### WHAT YOU WILL DO
Your task is to gather the lines below that hold the string "profile".

### RECORD LIST
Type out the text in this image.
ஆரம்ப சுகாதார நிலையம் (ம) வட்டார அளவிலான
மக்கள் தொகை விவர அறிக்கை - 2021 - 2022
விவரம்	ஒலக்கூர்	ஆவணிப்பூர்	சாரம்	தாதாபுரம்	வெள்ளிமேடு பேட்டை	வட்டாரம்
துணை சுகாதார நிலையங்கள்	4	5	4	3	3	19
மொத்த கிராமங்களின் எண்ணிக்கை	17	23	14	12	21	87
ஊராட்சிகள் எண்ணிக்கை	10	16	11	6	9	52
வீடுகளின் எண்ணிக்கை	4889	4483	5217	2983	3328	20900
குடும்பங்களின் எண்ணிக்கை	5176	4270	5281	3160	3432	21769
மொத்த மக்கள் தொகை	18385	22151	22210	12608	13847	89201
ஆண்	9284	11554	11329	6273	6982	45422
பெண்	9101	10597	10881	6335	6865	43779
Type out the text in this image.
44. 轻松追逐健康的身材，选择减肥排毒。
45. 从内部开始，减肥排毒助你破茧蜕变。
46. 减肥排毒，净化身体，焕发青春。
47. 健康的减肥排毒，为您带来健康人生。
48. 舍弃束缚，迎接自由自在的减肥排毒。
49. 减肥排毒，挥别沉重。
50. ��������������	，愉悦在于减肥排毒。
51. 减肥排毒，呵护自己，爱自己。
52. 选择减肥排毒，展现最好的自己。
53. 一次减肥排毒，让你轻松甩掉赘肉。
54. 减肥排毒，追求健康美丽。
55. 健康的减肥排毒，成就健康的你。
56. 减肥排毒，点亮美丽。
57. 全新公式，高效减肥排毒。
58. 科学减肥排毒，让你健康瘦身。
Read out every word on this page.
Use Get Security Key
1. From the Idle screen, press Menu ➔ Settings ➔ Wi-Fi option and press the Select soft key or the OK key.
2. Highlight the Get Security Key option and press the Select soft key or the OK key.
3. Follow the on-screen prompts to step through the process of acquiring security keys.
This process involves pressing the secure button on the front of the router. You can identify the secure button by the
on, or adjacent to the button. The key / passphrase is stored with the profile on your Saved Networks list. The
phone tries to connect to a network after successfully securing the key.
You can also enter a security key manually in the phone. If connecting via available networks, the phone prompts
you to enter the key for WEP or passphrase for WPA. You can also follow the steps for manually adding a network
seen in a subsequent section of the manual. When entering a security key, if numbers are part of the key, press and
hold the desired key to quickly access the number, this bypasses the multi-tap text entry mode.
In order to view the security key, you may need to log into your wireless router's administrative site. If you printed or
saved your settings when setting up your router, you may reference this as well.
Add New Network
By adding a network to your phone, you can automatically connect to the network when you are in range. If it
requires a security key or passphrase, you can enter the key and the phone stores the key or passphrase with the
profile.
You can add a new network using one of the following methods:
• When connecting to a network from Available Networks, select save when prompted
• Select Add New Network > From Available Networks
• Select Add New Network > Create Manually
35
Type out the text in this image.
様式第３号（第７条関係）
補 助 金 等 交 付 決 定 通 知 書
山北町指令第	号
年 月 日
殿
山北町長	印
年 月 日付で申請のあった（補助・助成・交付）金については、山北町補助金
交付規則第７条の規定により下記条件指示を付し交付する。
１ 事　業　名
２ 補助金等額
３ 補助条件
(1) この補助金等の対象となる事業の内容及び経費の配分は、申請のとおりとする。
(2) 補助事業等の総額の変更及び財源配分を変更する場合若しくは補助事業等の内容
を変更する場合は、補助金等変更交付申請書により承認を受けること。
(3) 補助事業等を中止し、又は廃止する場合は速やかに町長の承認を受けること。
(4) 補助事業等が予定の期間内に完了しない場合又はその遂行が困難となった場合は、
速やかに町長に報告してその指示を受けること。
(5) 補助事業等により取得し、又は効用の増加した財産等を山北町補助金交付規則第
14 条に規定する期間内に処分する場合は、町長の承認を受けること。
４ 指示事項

### TASK ANSWER
on, or adjacent to the button. The key / passphrase is stored with the profile on your Saved Networks list. The
profile.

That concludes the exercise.